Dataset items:
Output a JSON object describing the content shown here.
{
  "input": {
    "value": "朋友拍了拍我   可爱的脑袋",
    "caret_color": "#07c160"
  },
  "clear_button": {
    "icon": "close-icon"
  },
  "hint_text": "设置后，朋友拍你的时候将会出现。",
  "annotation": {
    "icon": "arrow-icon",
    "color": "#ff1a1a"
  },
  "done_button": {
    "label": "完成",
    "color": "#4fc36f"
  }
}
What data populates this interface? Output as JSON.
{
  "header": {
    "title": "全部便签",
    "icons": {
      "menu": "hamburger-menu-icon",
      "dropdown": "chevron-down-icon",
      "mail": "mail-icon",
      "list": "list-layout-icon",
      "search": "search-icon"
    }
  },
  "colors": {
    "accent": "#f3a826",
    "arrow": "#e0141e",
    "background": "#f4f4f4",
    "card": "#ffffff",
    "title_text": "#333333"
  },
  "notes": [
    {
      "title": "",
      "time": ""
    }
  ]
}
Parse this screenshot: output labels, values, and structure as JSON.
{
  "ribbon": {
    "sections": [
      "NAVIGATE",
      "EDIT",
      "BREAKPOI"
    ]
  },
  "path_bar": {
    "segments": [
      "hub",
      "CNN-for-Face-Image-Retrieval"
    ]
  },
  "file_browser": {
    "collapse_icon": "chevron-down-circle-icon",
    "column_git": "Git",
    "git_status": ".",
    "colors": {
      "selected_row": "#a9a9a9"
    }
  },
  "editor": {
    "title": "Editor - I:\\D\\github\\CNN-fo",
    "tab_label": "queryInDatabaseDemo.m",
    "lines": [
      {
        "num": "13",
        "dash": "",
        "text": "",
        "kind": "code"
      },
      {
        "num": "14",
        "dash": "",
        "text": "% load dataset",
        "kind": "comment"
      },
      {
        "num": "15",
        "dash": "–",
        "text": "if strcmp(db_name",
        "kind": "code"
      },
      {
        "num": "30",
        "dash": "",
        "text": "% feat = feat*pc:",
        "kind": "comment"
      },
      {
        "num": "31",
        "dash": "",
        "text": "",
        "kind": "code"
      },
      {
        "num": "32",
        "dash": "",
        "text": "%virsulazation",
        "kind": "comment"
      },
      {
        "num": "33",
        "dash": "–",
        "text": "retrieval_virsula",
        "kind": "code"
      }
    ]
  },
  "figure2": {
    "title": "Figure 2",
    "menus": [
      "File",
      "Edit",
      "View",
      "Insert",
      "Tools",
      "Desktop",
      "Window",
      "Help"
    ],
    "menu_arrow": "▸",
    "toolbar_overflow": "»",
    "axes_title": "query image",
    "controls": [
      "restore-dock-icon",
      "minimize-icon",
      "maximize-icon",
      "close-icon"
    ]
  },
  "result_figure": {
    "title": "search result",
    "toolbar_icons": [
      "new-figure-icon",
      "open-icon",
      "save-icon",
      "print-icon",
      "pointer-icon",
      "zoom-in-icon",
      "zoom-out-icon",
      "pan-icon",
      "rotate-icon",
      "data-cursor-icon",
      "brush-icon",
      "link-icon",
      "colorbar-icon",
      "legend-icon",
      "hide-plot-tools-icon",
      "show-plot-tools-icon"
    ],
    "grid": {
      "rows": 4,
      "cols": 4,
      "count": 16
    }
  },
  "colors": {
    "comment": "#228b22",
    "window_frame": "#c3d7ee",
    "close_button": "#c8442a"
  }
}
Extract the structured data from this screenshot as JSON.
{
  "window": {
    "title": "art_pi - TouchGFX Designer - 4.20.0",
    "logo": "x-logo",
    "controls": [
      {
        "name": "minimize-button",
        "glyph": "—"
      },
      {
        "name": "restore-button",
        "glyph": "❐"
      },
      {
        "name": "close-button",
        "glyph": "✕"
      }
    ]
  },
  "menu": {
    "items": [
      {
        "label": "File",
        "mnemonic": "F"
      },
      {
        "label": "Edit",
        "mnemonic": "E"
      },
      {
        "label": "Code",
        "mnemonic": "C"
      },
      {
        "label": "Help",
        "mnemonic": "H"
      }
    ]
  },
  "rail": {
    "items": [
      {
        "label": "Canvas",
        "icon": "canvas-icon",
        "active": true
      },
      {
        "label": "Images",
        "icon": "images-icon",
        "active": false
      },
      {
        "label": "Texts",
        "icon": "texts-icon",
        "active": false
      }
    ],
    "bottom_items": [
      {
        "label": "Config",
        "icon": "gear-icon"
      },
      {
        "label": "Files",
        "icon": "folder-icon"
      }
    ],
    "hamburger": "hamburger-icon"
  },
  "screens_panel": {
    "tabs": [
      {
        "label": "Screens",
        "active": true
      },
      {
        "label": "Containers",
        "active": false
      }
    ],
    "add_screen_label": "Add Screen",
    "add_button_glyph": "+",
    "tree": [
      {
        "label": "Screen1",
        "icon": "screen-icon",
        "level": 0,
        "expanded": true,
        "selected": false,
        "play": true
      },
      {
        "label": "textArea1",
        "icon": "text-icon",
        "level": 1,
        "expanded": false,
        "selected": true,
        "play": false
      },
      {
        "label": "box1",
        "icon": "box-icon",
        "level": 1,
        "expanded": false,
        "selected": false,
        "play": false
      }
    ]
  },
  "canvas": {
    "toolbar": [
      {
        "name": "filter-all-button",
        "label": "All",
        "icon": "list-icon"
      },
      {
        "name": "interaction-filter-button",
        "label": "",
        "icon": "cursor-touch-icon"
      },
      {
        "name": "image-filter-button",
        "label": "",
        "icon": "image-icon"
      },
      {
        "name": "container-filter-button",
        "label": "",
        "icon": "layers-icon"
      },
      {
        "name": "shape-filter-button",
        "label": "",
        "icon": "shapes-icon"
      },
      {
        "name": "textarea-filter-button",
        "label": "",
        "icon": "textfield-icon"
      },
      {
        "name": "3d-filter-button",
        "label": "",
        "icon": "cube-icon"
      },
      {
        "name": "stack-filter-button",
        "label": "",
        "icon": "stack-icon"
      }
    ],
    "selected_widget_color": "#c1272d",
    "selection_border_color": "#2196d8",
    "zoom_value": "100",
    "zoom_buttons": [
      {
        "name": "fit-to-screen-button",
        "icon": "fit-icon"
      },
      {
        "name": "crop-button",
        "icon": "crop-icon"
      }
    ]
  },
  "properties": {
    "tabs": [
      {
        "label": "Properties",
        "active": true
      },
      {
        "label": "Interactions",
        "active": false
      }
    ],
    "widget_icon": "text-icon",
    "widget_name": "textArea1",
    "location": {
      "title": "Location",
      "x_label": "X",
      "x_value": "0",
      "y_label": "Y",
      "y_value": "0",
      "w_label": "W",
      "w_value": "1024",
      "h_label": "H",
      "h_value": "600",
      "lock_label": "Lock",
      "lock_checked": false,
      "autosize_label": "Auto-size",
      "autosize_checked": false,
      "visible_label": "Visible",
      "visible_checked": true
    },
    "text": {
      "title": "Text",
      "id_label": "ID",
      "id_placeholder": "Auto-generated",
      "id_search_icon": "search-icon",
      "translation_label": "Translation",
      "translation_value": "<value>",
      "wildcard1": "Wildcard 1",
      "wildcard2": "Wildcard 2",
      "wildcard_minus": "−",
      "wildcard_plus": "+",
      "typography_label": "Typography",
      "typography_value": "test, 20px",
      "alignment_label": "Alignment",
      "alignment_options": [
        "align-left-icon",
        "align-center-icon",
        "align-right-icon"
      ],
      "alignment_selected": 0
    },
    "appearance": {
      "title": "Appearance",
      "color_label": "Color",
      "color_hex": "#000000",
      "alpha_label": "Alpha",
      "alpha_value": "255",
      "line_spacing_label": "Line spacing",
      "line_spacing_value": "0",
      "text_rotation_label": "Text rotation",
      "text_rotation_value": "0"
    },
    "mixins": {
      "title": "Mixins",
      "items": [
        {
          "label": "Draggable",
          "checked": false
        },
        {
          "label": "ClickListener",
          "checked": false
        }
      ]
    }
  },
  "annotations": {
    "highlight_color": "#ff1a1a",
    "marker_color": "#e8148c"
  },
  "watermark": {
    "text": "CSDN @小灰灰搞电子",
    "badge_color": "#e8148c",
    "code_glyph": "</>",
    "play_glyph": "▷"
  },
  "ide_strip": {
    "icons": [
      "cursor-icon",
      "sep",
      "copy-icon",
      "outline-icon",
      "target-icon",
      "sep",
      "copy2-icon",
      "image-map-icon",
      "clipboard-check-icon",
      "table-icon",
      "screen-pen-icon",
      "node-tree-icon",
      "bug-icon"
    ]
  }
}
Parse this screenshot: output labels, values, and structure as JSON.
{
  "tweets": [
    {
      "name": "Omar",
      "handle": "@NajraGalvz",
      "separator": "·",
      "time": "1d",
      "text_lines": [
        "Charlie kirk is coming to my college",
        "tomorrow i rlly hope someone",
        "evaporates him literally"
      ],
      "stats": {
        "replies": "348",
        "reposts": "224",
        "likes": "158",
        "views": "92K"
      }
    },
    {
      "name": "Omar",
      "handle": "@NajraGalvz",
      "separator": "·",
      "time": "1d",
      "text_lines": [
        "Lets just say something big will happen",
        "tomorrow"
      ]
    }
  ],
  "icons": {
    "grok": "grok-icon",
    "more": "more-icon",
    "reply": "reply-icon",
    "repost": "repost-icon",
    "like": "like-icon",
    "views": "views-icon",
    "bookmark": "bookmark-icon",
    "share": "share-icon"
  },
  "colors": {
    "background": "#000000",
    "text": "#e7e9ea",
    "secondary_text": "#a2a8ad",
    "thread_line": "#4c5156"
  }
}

Short task:
Read through the entries and copy every line that includes "restore".

Output for this task:
      "restore-dock-icon",
        "name": "restore-button",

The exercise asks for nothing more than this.